Figure data in JSON:
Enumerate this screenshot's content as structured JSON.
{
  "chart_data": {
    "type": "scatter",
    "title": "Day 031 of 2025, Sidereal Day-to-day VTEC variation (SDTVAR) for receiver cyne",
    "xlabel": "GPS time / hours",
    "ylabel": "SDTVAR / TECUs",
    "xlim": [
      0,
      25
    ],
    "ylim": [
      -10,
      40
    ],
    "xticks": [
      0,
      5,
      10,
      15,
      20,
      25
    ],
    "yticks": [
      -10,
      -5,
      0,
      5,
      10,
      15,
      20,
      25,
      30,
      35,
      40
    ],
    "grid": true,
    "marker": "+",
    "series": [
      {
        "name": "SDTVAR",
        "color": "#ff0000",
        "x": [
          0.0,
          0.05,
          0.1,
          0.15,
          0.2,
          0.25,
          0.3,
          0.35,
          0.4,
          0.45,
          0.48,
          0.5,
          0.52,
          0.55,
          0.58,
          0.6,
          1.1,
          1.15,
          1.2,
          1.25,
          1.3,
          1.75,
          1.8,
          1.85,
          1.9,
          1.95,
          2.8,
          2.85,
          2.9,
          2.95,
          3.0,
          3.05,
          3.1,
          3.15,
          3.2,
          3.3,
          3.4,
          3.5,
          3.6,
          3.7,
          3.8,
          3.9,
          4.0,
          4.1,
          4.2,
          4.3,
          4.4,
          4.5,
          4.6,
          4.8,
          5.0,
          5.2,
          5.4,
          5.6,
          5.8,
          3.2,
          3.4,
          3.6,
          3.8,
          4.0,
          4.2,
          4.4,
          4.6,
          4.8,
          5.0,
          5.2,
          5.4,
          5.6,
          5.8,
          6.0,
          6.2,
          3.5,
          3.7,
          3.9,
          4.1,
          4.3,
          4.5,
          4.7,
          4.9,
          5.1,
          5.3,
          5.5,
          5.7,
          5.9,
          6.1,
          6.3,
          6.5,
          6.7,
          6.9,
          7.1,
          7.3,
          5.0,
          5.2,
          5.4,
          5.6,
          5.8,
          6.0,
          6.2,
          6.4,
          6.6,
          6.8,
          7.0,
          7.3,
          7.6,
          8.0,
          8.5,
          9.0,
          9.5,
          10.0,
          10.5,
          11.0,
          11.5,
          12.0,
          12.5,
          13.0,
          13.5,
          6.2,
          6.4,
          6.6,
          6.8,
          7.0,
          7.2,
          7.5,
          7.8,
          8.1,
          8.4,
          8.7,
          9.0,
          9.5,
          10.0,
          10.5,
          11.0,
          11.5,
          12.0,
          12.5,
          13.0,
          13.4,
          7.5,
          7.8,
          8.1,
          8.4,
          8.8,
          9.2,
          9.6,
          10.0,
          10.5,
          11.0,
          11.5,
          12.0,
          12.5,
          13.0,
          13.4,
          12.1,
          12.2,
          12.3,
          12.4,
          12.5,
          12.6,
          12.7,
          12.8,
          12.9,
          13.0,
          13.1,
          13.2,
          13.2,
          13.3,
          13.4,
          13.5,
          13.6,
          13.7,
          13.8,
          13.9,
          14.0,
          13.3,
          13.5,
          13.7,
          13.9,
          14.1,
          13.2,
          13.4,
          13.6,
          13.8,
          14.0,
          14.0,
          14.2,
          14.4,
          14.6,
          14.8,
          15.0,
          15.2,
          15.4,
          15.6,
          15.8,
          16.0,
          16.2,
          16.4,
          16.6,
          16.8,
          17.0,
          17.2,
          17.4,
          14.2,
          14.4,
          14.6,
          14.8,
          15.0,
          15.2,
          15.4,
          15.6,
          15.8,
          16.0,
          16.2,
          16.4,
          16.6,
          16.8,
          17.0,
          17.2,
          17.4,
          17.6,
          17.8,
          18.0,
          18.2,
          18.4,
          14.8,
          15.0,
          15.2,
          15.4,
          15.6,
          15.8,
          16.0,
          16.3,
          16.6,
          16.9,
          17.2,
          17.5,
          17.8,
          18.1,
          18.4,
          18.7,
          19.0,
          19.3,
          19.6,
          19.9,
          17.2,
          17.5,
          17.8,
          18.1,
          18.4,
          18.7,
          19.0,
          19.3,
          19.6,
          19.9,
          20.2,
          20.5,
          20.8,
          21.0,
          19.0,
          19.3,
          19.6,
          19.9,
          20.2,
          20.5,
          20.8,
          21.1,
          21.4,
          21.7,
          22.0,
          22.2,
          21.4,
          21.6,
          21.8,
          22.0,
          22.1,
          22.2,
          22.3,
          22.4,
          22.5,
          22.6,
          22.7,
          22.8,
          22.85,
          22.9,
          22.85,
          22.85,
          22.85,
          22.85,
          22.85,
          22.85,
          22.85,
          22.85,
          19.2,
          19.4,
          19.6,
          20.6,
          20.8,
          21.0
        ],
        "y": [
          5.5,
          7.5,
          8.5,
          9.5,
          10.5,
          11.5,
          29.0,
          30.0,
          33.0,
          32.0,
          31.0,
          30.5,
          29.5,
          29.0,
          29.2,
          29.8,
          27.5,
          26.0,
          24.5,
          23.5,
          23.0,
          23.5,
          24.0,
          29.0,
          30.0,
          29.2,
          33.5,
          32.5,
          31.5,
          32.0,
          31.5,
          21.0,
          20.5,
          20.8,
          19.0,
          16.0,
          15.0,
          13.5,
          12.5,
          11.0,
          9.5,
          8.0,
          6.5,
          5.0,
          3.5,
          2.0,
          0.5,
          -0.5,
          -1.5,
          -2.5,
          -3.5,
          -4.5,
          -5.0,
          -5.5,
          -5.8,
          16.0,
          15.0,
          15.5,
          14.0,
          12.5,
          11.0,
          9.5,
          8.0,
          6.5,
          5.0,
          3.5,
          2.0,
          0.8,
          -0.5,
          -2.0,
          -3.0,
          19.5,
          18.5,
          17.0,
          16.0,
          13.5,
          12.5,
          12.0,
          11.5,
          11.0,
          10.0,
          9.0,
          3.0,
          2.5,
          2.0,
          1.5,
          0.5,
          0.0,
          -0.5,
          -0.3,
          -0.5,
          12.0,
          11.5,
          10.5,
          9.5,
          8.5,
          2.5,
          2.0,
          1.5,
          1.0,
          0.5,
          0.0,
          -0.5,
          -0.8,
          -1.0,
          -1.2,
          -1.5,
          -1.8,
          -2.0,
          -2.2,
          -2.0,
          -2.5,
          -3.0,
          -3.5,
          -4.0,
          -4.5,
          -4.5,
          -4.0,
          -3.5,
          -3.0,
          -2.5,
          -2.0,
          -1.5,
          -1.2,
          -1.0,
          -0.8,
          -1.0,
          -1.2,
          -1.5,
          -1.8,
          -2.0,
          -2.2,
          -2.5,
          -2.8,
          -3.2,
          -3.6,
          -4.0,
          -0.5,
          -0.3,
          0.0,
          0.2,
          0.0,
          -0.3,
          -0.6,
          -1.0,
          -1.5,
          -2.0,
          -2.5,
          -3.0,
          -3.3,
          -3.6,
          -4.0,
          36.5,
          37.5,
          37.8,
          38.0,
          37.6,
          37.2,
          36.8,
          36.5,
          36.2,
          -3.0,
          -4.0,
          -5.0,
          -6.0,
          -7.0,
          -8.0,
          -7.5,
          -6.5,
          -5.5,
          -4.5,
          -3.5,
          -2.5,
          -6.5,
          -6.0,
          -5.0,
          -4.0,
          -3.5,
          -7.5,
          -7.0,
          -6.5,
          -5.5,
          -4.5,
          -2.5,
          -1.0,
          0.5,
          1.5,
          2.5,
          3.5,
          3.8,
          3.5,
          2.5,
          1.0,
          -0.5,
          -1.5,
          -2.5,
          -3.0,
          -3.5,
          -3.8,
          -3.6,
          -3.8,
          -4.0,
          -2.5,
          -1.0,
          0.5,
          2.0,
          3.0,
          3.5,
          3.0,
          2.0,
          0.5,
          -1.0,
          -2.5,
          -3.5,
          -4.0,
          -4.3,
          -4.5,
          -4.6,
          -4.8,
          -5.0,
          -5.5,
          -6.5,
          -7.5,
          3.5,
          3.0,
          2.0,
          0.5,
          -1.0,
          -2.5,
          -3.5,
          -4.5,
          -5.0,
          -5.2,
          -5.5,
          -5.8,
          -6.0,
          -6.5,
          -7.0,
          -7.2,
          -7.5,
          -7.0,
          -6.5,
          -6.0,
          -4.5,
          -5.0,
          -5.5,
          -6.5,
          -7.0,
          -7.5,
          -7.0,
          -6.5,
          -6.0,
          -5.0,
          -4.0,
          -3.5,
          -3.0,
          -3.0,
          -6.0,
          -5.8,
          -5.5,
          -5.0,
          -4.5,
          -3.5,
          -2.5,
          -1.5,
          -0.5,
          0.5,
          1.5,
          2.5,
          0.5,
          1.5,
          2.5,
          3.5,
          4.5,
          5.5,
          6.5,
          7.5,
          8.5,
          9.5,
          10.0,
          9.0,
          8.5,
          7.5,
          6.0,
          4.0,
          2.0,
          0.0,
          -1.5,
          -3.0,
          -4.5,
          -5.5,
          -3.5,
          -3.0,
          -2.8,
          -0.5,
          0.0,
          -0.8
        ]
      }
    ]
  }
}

■ Exercise goal
Scan the material above. Copy each line that holds the word "SDTVAR".

■ The reply
    "title": "Day 031 of 2025, Sidereal Day-to-day VTEC variation (SDTVAR) for receiver cyne",
    "ylabel": "SDTVAR / TECUs",
        "name": "SDTVAR",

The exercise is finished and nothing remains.